Problem :: Your answer should consist of each line below that includes the word "биологическое".

_ _ _

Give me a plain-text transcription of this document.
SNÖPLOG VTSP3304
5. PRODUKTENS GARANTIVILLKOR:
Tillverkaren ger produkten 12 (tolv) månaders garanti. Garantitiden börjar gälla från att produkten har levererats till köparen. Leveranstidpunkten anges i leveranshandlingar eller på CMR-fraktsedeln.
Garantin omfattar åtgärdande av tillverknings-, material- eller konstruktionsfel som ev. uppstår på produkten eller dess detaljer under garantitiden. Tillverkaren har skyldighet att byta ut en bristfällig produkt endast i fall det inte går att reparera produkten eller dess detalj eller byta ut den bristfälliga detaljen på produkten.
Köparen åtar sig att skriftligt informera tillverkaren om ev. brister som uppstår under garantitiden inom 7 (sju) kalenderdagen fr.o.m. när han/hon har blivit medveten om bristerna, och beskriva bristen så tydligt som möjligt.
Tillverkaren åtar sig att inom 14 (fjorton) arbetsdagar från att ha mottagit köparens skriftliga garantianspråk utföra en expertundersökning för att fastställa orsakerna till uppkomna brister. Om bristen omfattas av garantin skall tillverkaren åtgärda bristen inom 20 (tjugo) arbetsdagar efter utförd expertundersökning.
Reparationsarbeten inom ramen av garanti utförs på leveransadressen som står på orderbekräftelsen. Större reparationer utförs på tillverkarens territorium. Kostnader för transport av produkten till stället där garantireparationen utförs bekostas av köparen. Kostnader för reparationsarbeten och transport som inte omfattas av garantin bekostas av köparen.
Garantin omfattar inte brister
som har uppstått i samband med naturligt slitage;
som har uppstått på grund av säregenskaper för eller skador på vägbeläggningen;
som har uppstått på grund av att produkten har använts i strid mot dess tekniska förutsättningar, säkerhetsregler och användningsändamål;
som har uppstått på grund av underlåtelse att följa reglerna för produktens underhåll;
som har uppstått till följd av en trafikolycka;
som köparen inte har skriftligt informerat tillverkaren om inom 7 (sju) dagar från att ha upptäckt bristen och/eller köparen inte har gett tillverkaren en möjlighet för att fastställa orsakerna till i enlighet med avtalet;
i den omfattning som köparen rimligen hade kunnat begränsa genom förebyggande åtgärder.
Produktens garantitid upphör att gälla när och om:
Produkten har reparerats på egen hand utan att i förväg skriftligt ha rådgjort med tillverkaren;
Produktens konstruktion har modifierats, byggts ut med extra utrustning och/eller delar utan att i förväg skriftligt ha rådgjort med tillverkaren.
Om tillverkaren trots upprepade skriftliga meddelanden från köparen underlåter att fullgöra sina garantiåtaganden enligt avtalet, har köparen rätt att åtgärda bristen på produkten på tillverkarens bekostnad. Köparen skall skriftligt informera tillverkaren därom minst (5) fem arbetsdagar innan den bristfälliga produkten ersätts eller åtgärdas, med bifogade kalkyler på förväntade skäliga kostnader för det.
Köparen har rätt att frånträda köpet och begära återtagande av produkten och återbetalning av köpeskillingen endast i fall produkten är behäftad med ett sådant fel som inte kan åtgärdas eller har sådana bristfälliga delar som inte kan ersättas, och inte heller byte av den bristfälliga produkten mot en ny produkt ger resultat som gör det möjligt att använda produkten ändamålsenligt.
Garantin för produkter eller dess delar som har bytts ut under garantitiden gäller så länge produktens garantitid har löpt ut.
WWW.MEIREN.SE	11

_ _ _

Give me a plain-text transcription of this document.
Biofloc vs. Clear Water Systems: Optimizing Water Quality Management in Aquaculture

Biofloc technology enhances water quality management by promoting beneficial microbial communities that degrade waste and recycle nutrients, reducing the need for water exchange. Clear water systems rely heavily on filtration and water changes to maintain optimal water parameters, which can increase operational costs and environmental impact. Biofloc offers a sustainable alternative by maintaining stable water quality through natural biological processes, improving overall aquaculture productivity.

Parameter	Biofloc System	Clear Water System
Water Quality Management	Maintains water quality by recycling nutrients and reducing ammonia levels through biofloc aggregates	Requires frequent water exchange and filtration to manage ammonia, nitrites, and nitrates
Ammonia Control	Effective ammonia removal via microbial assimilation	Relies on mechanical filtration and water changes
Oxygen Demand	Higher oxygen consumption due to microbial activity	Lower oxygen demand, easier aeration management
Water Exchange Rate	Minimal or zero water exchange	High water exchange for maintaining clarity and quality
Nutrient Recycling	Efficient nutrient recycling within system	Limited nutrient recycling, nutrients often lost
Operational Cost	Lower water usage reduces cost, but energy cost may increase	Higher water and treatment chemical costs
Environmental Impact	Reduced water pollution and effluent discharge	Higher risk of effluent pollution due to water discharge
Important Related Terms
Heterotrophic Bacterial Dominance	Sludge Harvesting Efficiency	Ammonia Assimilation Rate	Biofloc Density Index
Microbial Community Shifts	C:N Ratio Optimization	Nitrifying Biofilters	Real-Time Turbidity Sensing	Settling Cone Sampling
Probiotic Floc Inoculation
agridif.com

_ _ _

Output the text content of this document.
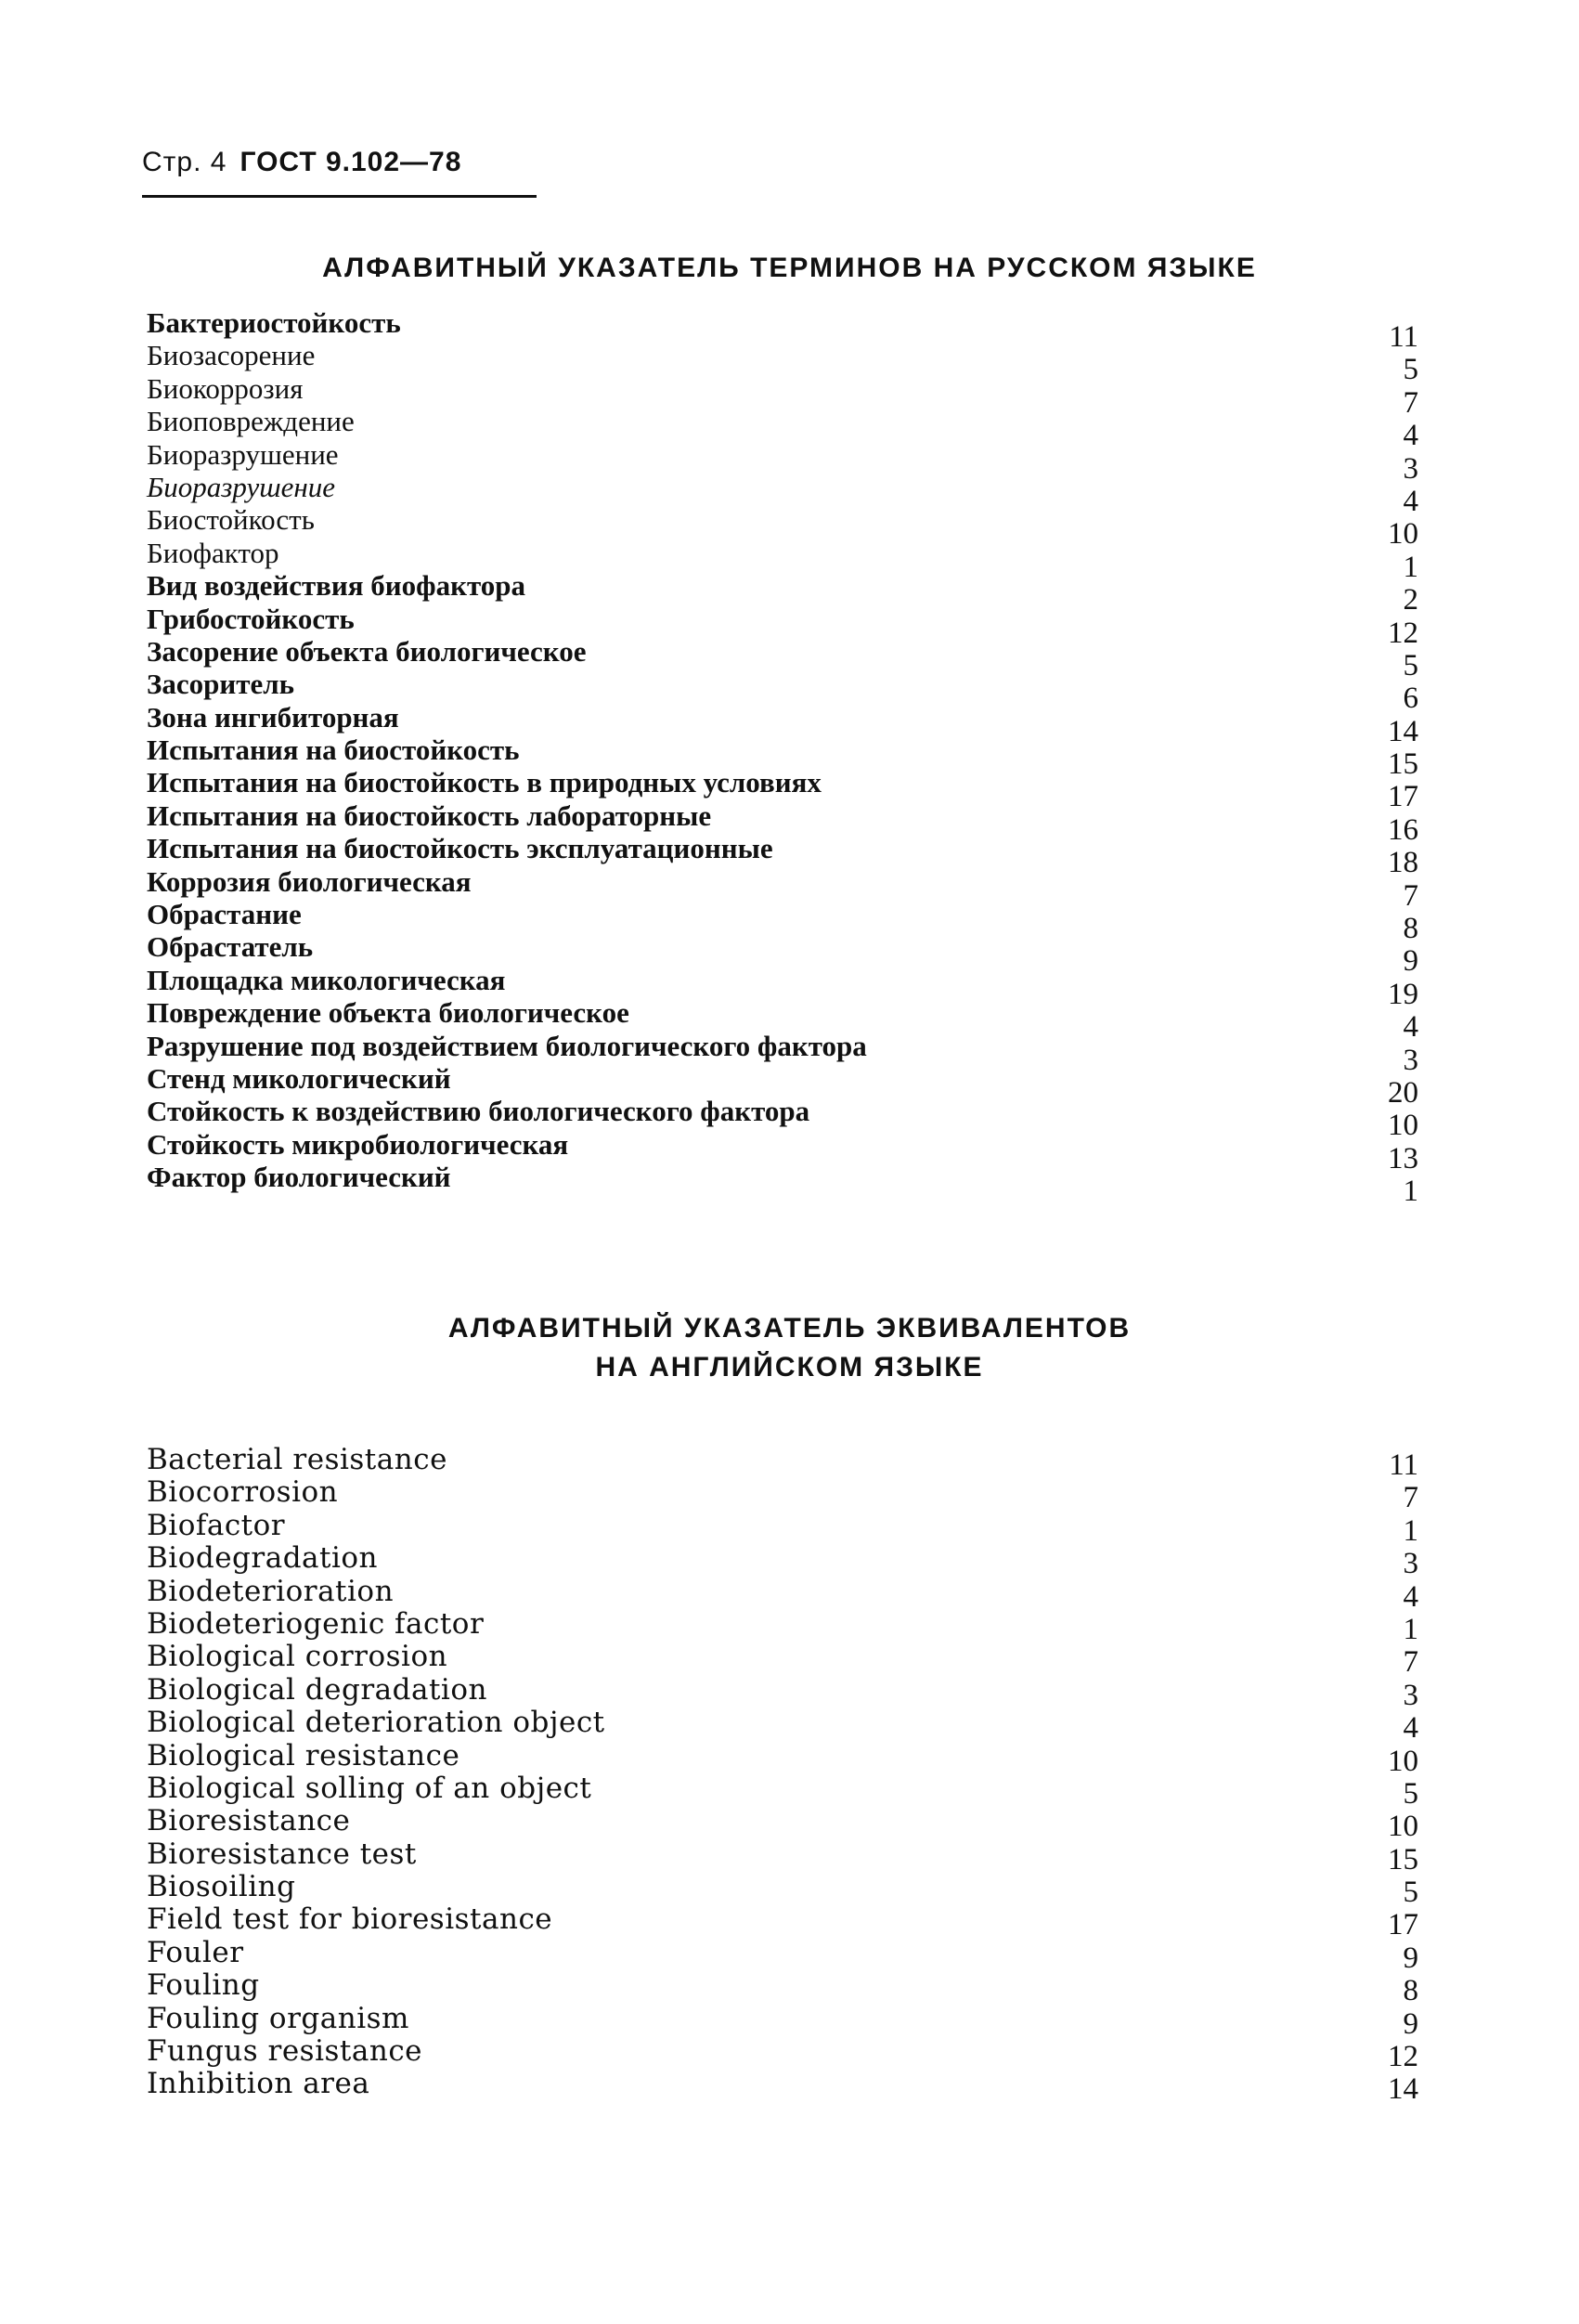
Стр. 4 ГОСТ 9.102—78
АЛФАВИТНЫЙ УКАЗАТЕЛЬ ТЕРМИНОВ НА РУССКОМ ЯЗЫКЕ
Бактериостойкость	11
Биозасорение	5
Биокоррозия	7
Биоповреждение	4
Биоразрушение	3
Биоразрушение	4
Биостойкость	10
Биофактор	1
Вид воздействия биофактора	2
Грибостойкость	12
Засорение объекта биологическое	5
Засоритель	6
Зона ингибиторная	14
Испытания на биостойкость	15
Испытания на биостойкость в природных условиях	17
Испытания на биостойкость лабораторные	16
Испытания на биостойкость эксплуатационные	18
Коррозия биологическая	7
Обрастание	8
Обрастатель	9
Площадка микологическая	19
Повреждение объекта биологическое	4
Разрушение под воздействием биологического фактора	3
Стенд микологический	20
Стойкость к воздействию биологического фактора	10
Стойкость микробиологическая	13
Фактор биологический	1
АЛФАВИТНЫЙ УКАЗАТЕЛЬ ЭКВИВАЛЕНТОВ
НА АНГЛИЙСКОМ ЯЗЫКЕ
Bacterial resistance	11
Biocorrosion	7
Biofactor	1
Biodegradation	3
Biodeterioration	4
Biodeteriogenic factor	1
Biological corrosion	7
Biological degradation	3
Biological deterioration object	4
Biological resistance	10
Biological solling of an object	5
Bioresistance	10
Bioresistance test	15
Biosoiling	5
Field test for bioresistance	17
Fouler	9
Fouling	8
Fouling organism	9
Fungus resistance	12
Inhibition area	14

_ _ _

Task solution ::
Засорение объекта биологическое	5
Повреждение объекта биологическое	4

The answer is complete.